--- Begin RECORD EXTRACTS ---

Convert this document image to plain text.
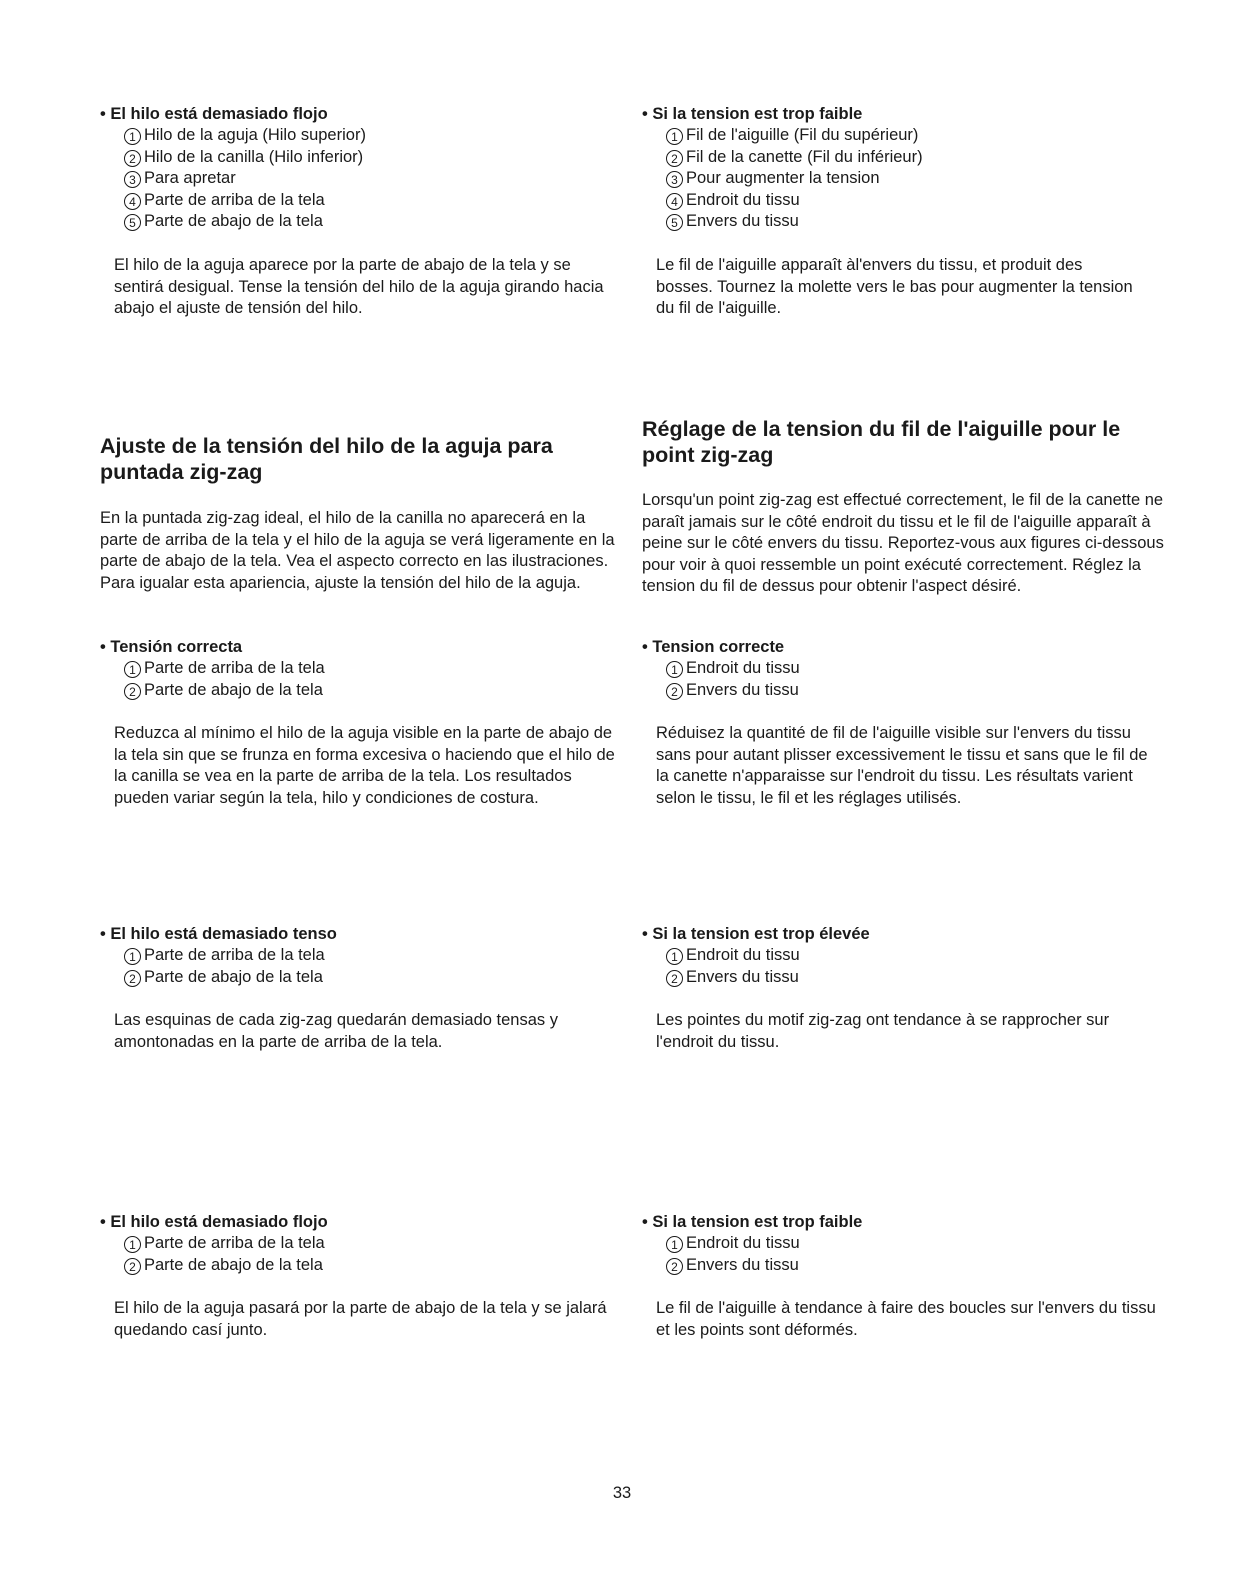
• El hilo está demasiado flojo

1 Hilo de la aguja (Hilo superior)
2 Hilo de la canilla (Hilo inferior)
3 Para apretar
4 Parte de arriba de la tela
5 Parte de abajo de la tela

El hilo de la aguja aparece por la parte de abajo de la tela y se sentirá desigual. Tense la tensión del hilo de la aguja girando hacia abajo el ajuste de tensión del hilo.

Ajuste de la tensión del hilo de la aguja para puntada zig-zag

En la puntada zig-zag ideal, el hilo de la canilla no aparecerá en la parte de arriba de la tela y el hilo de la aguja se verá ligeramente en la parte de abajo de la tela. Vea el aspecto correcto en las ilustraciones. Para igualar esta apariencia, ajuste la tensión del hilo de la aguja.

• Tensión correcta

1 Parte de arriba de la tela
2 Parte de abajo de la tela

Reduzca al mínimo el hilo de la aguja visible en la parte de abajo de la tela sin que se frunza en forma excesiva o haciendo que el hilo de la canilla se vea en la parte de arriba de la tela. Los resultados pueden variar según la tela, hilo y condiciones de costura.

• El hilo está demasiado tenso

1 Parte de arriba de la tela
2 Parte de abajo de la tela

Las esquinas de cada zig-zag quedarán demasiado tensas y amontonadas en la parte de arriba de la tela.

• El hilo está demasiado flojo

1 Parte de arriba de la tela
2 Parte de abajo de la tela

El hilo de la aguja pasará por la parte de abajo de la tela y se jalará quedando casí junto.

• Si la tension est trop faible

1 Fil de l'aiguille (Fil du supérieur)
2 Fil de la canette (Fil du inférieur)
3 Pour augmenter la tension
4 Endroit du tissu
5 Envers du tissu

Le fil de l'aiguille apparaît àl'envers du tissu, et produit des bosses. Tournez la molette vers le bas pour augmenter la tension du fil de l'aiguille.

Réglage de la tension du fil de l'aiguille pour le point zig-zag

Lorsqu'un point zig-zag est effectué correctement, le fil de la canette ne paraît jamais sur le côté endroit du tissu et le fil de l'aiguille apparaît à peine sur le côté envers du tissu. Reportez-vous aux figures ci-dessous pour voir à quoi ressemble un point exécuté correctement. Réglez la tension du fil de dessus pour obtenir l'aspect désiré.

• Tension correcte

1 Endroit du tissu
2 Envers du tissu

Réduisez la quantité de fil de l'aiguille visible sur l'envers du tissu sans pour autant plisser excessivement le tissu et sans que le fil de la canette n'apparaisse sur l'endroit du tissu. Les résultats varient selon le tissu, le fil et les réglages utilisés.

• Si la tension est trop élevée

1 Endroit du tissu
2 Envers du tissu

Les pointes du motif zig-zag ont tendance à se rapprocher sur l'endroit du tissu.

• Si la tension est trop faible

1 Endroit du tissu
2 Envers du tissu

Le fil de l'aiguille à tendance à faire des boucles sur l'envers du tissu et les points sont déformés.

33
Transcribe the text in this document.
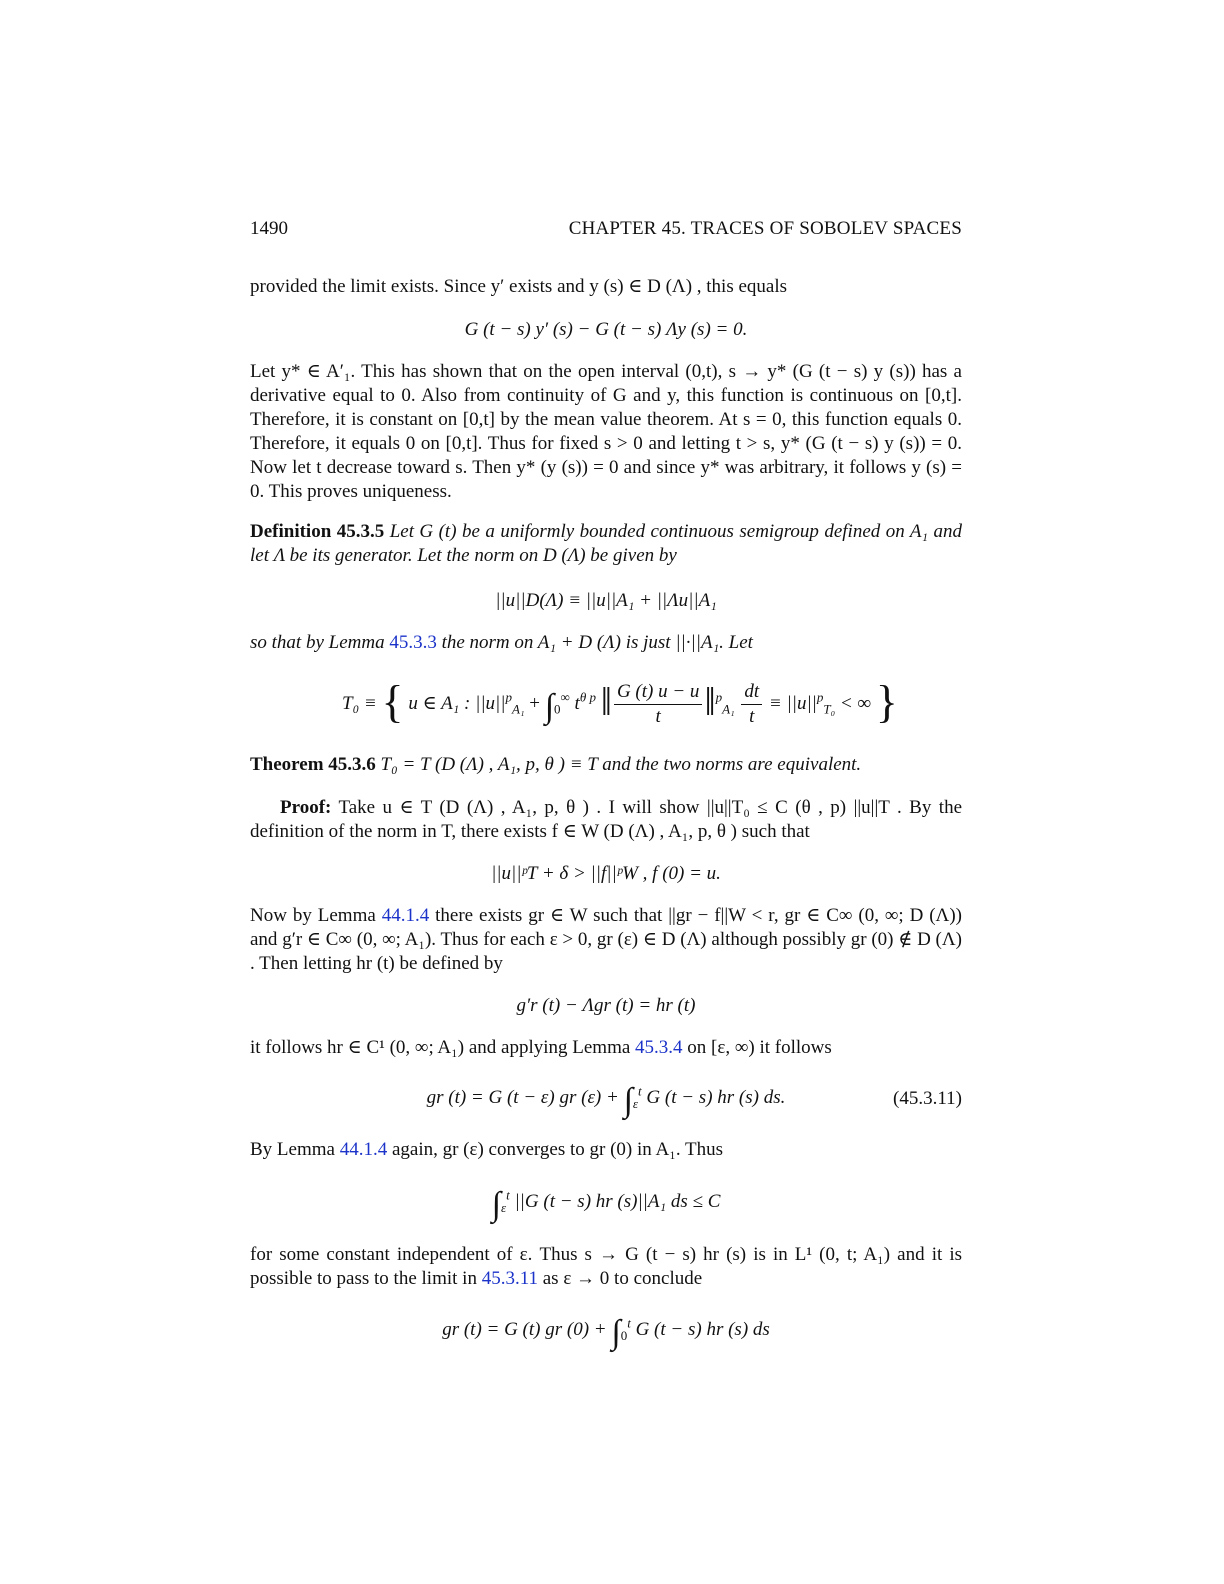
1490	CHAPTER 45. TRACES OF SOBOLEV SPACES
provided the limit exists. Since y′ exists and y (s) ∈ D (Λ) , this equals
G (t − s) y′ (s) − G (t − s) Λy (s) = 0.
Let y* ∈ A′₁. This has shown that on the open interval (0,t), s → y* (G (t − s) y (s)) has a derivative equal to 0. Also from continuity of G and y, this function is continuous on [0,t]. Therefore, it is constant on [0,t] by the mean value theorem. At s = 0, this function equals 0. Therefore, it equals 0 on [0,t]. Thus for fixed s > 0 and letting t > s, y* (G (t − s) y (s)) = 0. Now let t decrease toward s. Then y* (y (s)) = 0 and since y* was arbitrary, it follows y (s) = 0. This proves uniqueness.
Definition 45.3.5 Let G (t) be a uniformly bounded continuous semigroup defined on A₁ and let Λ be its generator. Let the norm on D (Λ) be given by
||u||D(Λ) ≡ ||u||A₁ + ||Λu||A₁
so that by Lemma 45.3.3 the norm on A₁ + D (Λ) is just ||·||A₁. Let
T₀ ≡ { u ∈ A₁ : $||u||^p_{A_1} + \int_0^\infty$ $t^{\theta p}$ ‖ $\frac{G (t) u - u}{t}$ ‖$^p_{A_1}$ $\frac{dt}{t} \equiv ||u||^p_{T_0}$ < ∞ }
Theorem 45.3.6 T₀ = T (D (Λ) , A₁, p, θ ) ≡ T and the two norms are equivalent.
Proof: Take u ∈ T (D (Λ) , A₁, p, θ ) . I will show ||u||T₀ ≤ C (θ , p) ||u||T . By the definition of the norm in T, there exists f ∈ W (D (Λ) , A₁, p, θ ) such that
||u||ᵖT + δ > ||f||ᵖW , f (0) = u.
Now by Lemma 44.1.4 there exists gr ∈ W such that ||gr − f||W < r, gr ∈ C∞ (0, ∞; D (Λ)) and g′r ∈ C∞ (0, ∞; A₁). Thus for each ε > 0, gr (ε) ∈ D (Λ) although possibly gr (0) ∉ D (Λ) . Then letting hr (t) be defined by
g′r (t) − Λgr (t) = hr (t)
it follows hr ∈ C¹ (0, ∞; A₁) and applying Lemma 45.3.4 on [ε, ∞) it follows
gr (t) = G (t − ε) gr $(\varepsilon) + \int_\varepsilon^t$ G (t − s) hr (s) ds.	(45.3.11)
By Lemma 44.1.4 again, gr (ε) converges to gr (0) in A₁. Thus
$\int_\varepsilon^t$ ||G (t − s) hr (s)||A₁ ds ≤ C
for some constant independent of ε. Thus s → G (t − s) hr (s) is in L¹ (0, t; A₁) and it is possible to pass to the limit in 45.3.11 as ε → 0 to conclude
gr (t) = G (t) gr $(0) + \int_0^t$ G (t − s) hr (s) ds
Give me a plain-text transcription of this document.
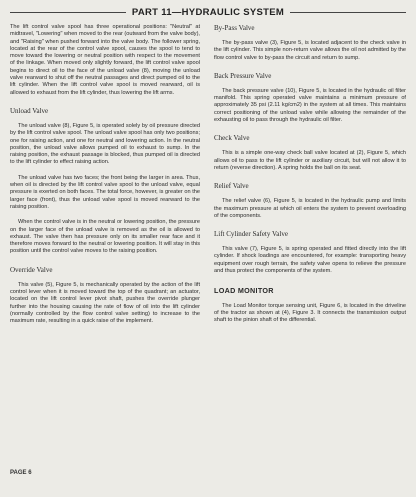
PART 11—HYDRAULIC SYSTEM

The lift control valve spool has three operational positions: "Neutral" at midtravel, "Lowering" when moved to the rear (outward from the valve body), and "Raising" when pushed forward into the valve body. The follower spring, located at the rear of the control valve spool, causes the spool to tend to move toward the lowering or neutral position with respect to the movement of the linkage. When moved only slightly forward, the lift control valve spool begins to direct oil to the face of the unload valve (8), moving the unload valve rearward to shut off the neutral passages and direct pumped oil to the lift cylinder. When the lift control valve spool is moved rearward, oil is allowed to exhaust from the lift cylinder, thus lowering the lift arms.

Unload Valve

The unload valve (8), Figure 5, is operated solely by oil pressure directed by the lift control valve spool. The unload valve spool has only two positions; one for raising action, and one for neutral and lowering action. In the neutral position, the unload valve allows pumped oil to exhaust to sump. In the raising position, the exhaust passage is blocked, thus pumped oil is directed to the lift cylinder to effect raising action.

The unload valve has two faces; the front being the larger in area. Thus, when oil is directed by the lift control valve spool to the unload valve, equal pressure is exerted on both faces. The total force, however, is greater on the larger face (front), thus the unload valve spool is moved rearward to the raising position.

When the control valve is in the neutral or lowering position, the pressure on the larger face of the unload valve is removed as the oil is allowed to exhaust. The valve then has pressure only on its smaller rear face and it therefore moves forward to the neutral or lowering position. It will stay in this position until the control valve moves to the raising position.

Override Valve

This valve (5), Figure 5, is mechanically operated by the action of the lift control lever when it is moved toward the top of the quadrant; an actuator, located on the lift control lever pivot shaft, pushes the override plunger further into the housing causing the rate of flow of oil into the lift cylinder (normally controlled by the flow control valve setting) to increase to the maximum rate, resulting in a quick raise of the implement.

By-Pass Valve

The by-pass valve (3), Figure 5, is located adjacent to the check valve in the lift cylinder. This simple non-return valve allows the oil not admitted by the flow control valve to by-pass the circuit and return to sump.

Back Pressure Valve

The back pressure valve (10), Figure 5, is located in the hydraulic oil filter manifold. This spring operated valve maintains a minimum pressure of approximately 35 psi (2.11 kg/cm2) in the system at all times. This maintains correct positioning of the unload valve while allowing the remainder of the exhausting oil to pass through the hydraulic oil filter.

Check Valve

This is a simple one-way check ball valve located at (2), Figure 5, which allows oil to pass to the lift cylinder or auxiliary circuit, but will not allow it to return (reverse direction). A spring holds the ball on its seat.

Relief Valve

The relief valve (6), Figure 5, is located in the hydraulic pump and limits the maximum pressure at which oil enters the system to prevent overloading of the components.

Lift Cylinder Safety Valve

This valve (7), Figure 5, is spring operated and fitted directly into the lift cylinder. If shock loadings are encountered, for example: transporting heavy equipment over rough terrain, the safety valve opens to relieve the pressure and thus protect the components of the system.

LOAD MONITOR

The Load Monitor torque sensing unit, Figure 6, is located in the driveline of the tractor as shown at (4), Figure 3. It connects the transmission output shaft to the pinion shaft of the differential.

PAGE 6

--- End RECORD EXTRACTS ---

**SHORT EXERCISE:** Scan the data above and copy every line with "which" in it.

**THE ANSWER:**
This is a simple one-way check ball valve located at (2), Figure 5, which allows oil to pass to the lift cylinder or auxiliary circuit, but will not allow it to return (reverse direction). A spring holds the ball on its seat.
The relief valve (6), Figure 5, is located in the hydraulic pump and limits the maximum pressure at which oil enters the system to prevent overloading of the components.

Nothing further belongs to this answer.